## HOW TO COMPLETE THIS TASK
The answer must be a single number: how many lines of the entries below include "zufällig".

## DATASET RECORDS

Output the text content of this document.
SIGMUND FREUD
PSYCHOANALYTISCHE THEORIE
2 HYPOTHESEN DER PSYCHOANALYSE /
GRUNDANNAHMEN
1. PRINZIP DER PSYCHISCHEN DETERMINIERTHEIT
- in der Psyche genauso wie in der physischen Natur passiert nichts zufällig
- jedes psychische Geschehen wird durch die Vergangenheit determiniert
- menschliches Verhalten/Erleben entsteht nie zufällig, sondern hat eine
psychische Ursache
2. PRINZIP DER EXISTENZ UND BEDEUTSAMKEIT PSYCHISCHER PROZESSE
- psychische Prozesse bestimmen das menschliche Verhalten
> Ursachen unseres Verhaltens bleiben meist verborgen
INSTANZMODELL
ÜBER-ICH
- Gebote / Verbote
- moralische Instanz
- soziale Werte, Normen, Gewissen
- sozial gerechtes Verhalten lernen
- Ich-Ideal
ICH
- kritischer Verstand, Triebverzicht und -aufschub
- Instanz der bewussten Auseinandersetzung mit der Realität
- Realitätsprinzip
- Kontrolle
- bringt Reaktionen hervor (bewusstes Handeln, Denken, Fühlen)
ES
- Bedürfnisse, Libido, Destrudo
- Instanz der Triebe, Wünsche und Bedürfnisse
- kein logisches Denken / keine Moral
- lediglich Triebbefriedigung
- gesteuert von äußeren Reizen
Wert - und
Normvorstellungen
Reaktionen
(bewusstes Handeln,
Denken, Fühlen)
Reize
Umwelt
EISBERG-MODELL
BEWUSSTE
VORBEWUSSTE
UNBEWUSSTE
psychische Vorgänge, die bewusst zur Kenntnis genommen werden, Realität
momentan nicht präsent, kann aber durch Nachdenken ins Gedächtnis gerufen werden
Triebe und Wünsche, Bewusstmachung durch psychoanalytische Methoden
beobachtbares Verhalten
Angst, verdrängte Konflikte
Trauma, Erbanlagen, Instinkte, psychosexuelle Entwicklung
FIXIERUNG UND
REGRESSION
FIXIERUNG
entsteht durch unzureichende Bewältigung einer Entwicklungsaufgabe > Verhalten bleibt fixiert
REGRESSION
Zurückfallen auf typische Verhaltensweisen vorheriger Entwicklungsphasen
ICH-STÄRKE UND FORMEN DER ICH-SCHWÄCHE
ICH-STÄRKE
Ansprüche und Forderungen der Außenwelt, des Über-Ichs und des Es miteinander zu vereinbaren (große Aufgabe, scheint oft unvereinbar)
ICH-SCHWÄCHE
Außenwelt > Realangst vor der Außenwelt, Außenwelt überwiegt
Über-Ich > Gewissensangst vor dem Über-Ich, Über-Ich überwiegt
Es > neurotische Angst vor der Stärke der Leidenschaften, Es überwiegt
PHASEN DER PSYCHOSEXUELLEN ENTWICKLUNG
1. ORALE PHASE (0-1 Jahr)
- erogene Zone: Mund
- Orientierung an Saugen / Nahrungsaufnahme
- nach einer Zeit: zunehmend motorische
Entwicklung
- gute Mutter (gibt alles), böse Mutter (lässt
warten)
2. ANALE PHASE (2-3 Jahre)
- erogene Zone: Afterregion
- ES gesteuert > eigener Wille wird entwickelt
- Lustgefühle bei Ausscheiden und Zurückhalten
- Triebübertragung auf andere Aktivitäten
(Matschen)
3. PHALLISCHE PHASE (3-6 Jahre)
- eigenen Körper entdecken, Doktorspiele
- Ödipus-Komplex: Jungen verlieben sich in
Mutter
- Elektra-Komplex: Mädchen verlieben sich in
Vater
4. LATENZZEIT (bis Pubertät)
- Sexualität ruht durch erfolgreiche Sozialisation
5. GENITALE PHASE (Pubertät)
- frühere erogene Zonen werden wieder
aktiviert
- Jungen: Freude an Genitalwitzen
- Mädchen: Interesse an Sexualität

## EXPECTED ANSWER
2